• _Objective_
Write out the records that appear below, verbatim and complete, but without pictures.

===== Raw records =====

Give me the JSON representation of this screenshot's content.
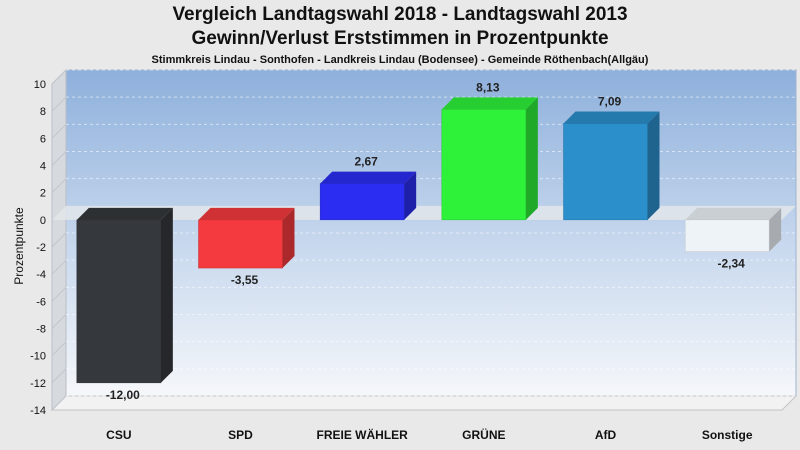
{
  "chart_data": {
    "type": "bar",
    "title": "Vergleich Landtagswahl 2018 - Landtagswahl 2013",
    "subtitle_line": "Gewinn/Verlust Erststimmen in Prozentpunkte",
    "caption": "Stimmkreis Lindau - Sonthofen - Landkreis Lindau (Bodensee) - Gemeinde Röthenbach(Allgäu)",
    "ylabel": "Prozentpunkte",
    "xlabel": "",
    "ylim": [
      -14,
      10
    ],
    "yticks": [
      10,
      8,
      6,
      4,
      2,
      0,
      -2,
      -4,
      -6,
      -8,
      -10,
      -12,
      -14
    ],
    "grid": true,
    "categories": [
      "CSU",
      "SPD",
      "FREIE WÄHLER",
      "GRÜNE",
      "AfD",
      "Sonstige"
    ],
    "values": [
      -12.0,
      -3.55,
      2.67,
      8.13,
      7.09,
      -2.34
    ],
    "value_labels": [
      "-12,00",
      "-3,55",
      "2,67",
      "8,13",
      "7,09",
      "-2,34"
    ],
    "colors": [
      "#35383c",
      "#f43a3e",
      "#2b2ef2",
      "#2ef23a",
      "#2b8fcc",
      "#eef3f8"
    ]
  }
}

=====

• _Result for this task_
Give me the JSON representation of this screenshot's content.
{
  "chart_data": {
    "type": "bar",
    "title": "Vergleich Landtagswahl 2018 - Landtagswahl 2013",
    "subtitle_line": "Gewinn/Verlust Erststimmen in Prozentpunkte",
    "caption": "Stimmkreis Lindau - Sonthofen - Landkreis Lindau (Bodensee) - Gemeinde Röthenbach(Allgäu)",
    "ylabel": "Prozentpunkte",
    "xlabel": "",
    "ylim": [
      -14,
      10
    ],
    "yticks": [
      10,
      8,
      6,
      4,
      2,
      0,
      -2,
      -4,
      -6,
      -8,
      -10,
      -12,
      -14
    ],
    "grid": true,
    "categories": [
      "CSU",
      "SPD",
      "FREIE WÄHLER",
      "GRÜNE",
      "AfD",
      "Sonstige"
    ],
    "values": [
      -12.0,
      -3.55,
      2.67,
      8.13,
      7.09,
      -2.34
    ],
    "value_labels": [
      "-12,00",
      "-3,55",
      "2,67",
      "8,13",
      "7,09",
      "-2,34"
    ],
    "colors": [
      "#35383c",
      "#f43a3e",
      "#2b2ef2",
      "#2ef23a",
      "#2b8fcc",
      "#eef3f8"
    ]
  }
}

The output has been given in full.